**Problem to solve**
Look through the data and write out every line with the word "stroke" in it.

Structured figure records:
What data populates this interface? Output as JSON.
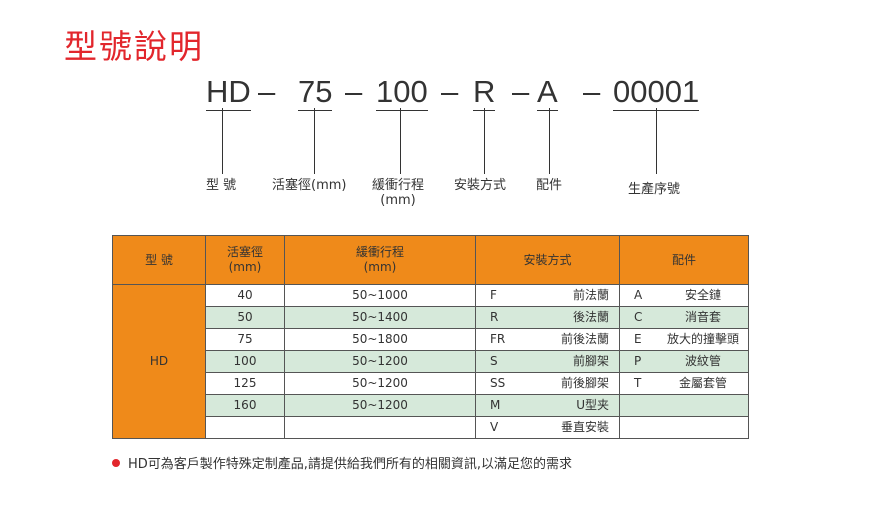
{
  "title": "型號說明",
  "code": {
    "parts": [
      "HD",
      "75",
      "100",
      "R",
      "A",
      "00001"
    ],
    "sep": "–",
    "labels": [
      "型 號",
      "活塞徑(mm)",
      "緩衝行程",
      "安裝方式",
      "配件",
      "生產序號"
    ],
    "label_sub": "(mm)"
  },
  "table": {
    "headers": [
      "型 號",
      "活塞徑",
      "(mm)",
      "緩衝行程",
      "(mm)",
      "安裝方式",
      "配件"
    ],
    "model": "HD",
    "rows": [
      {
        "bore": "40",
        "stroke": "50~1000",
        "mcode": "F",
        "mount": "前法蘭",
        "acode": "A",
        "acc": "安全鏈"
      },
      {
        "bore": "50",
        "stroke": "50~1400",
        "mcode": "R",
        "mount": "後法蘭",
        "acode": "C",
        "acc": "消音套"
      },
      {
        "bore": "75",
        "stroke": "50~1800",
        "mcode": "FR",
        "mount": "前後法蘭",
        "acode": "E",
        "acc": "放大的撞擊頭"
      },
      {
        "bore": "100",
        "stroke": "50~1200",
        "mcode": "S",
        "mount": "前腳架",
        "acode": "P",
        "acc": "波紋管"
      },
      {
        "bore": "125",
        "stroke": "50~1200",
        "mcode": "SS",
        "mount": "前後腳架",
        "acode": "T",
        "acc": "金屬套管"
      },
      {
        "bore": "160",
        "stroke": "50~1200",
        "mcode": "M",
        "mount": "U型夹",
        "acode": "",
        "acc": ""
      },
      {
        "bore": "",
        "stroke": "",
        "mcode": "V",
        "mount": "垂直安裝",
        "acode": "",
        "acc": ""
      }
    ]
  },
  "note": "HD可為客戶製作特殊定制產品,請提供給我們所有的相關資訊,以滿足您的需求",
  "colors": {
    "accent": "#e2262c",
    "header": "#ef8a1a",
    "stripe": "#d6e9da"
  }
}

**Reply to the task**
        "stroke": "50~1000",
        "stroke": "50~1400",
        "stroke": "50~1800",
        "stroke": "50~1200",
        "stroke": "50~1200",
        "stroke": "50~1200",
        "stroke": "",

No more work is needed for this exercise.